■ Information shown
--- Begin ---

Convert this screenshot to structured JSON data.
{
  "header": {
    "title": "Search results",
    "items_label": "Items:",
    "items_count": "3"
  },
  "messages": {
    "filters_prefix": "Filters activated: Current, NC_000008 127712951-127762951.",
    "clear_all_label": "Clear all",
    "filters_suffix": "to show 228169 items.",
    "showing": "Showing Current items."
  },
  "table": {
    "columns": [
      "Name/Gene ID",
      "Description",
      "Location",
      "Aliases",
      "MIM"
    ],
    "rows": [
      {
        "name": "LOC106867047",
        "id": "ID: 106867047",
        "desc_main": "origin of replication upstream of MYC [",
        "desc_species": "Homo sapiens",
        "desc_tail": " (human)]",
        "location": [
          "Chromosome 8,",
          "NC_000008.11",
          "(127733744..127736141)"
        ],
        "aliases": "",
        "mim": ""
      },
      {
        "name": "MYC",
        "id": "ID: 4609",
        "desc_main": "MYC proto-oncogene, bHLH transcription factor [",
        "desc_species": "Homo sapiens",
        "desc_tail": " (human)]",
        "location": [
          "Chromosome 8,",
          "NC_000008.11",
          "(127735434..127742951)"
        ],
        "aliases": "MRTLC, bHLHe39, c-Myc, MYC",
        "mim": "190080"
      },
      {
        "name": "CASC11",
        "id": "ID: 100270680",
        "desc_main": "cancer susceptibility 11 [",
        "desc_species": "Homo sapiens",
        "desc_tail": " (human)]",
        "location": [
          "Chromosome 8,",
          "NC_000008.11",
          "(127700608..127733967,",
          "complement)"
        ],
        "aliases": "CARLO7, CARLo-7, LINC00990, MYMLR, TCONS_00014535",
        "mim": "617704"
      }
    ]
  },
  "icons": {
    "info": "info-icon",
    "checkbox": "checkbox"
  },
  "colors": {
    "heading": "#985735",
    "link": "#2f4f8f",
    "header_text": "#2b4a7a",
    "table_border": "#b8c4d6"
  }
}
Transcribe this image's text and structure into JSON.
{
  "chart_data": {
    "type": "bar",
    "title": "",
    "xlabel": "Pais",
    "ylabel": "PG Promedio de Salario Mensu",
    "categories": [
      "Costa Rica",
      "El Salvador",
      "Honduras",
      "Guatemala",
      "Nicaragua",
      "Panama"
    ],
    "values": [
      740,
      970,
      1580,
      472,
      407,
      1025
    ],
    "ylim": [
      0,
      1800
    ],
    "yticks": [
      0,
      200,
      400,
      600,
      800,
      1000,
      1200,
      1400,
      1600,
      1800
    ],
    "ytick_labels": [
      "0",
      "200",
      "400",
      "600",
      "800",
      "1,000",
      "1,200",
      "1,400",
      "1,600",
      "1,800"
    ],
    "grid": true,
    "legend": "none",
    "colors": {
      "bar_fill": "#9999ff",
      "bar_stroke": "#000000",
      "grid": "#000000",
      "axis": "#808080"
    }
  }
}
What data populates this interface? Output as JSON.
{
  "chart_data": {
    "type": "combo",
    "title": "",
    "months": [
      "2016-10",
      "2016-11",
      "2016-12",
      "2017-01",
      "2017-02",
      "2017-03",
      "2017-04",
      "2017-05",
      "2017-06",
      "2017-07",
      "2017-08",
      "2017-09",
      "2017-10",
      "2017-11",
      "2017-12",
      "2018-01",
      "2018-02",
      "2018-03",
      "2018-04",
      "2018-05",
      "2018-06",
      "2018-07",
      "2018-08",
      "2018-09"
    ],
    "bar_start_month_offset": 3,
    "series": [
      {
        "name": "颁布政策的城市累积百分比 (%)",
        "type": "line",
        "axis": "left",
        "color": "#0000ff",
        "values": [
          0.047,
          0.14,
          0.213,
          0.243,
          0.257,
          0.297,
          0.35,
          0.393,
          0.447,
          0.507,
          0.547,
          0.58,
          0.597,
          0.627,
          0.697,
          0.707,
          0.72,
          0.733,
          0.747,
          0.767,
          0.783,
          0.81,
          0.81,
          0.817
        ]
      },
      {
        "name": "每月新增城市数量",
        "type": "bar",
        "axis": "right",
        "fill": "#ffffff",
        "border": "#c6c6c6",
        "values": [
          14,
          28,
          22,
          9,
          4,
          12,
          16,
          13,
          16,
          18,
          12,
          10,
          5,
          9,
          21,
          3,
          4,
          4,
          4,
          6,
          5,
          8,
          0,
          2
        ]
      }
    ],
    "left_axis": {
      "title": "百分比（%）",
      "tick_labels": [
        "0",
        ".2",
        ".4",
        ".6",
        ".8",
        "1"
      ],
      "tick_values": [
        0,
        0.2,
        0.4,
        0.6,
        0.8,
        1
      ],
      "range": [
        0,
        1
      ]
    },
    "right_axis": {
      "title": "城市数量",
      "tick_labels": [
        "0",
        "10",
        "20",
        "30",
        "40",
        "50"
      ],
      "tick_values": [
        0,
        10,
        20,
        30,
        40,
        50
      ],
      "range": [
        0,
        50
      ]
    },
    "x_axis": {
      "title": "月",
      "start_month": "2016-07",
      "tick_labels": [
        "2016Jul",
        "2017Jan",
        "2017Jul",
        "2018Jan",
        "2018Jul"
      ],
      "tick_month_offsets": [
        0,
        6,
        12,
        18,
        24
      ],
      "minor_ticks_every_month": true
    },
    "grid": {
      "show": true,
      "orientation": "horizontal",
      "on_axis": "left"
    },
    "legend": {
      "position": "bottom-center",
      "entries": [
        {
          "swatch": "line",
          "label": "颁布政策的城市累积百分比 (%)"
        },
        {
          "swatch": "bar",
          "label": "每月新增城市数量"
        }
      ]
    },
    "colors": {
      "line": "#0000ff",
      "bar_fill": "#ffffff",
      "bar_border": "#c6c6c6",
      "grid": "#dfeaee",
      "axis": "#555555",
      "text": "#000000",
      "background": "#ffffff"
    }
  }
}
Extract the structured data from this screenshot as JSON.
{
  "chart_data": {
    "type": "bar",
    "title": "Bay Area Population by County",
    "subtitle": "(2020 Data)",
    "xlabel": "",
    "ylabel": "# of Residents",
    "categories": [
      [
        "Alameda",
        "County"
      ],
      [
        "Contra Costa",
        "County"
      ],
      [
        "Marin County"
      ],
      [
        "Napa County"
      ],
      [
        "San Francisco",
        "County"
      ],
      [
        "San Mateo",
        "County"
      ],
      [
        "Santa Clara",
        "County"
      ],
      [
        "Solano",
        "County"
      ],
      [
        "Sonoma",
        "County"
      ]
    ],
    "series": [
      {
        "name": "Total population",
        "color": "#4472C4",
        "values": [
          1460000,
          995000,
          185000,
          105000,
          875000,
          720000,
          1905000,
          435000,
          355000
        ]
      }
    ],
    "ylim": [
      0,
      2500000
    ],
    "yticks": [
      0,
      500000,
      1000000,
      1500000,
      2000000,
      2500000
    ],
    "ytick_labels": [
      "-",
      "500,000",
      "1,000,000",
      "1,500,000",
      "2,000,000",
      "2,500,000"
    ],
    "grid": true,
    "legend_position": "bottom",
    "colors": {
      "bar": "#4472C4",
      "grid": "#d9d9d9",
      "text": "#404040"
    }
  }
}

--- End ---

■ Set exercise
With both ends included, please retype exactly the lines from the line containing "Extract the structured" to the final line of the data.

■ Reply
Extract the structured data from this screenshot as JSON.
{
  "chart_data": {
    "type": "bar",
    "title": "Bay Area Population by County",
    "subtitle": "(2020 Data)",
    "xlabel": "",
    "ylabel": "# of Residents",
    "categories": [
      [
        "Alameda",
        "County"
      ],
      [
        "Contra Costa",
        "County"
      ],
      [
        "Marin County"
      ],
      [
        "Napa County"
      ],
      [
        "San Francisco",
        "County"
      ],
      [
        "San Mateo",
        "County"
      ],
      [
        "Santa Clara",
        "County"
      ],
      [
        "Solano",
        "County"
      ],
      [
        "Sonoma",
        "County"
      ]
    ],
    "series": [
      {
        "name": "Total population",
        "color": "#4472C4",
        "values": [
          1460000,
          995000,
          185000,
          105000,
          875000,
          720000,
          1905000,
          435000,
          355000
        ]
      }
    ],
    "ylim": [
      0,
      2500000
    ],
    "yticks": [
      0,
      500000,
      1000000,
      1500000,
      2000000,
      2500000
    ],
    "ytick_labels": [
      "-",
      "500,000",
      "1,000,000",
      "1,500,000",
      "2,000,000",
      "2,500,000"
    ],
    "grid": true,
    "legend_position": "bottom",
    "colors": {
      "bar": "#4472C4",
      "grid": "#d9d9d9",
      "text": "#404040"
    }
  }
}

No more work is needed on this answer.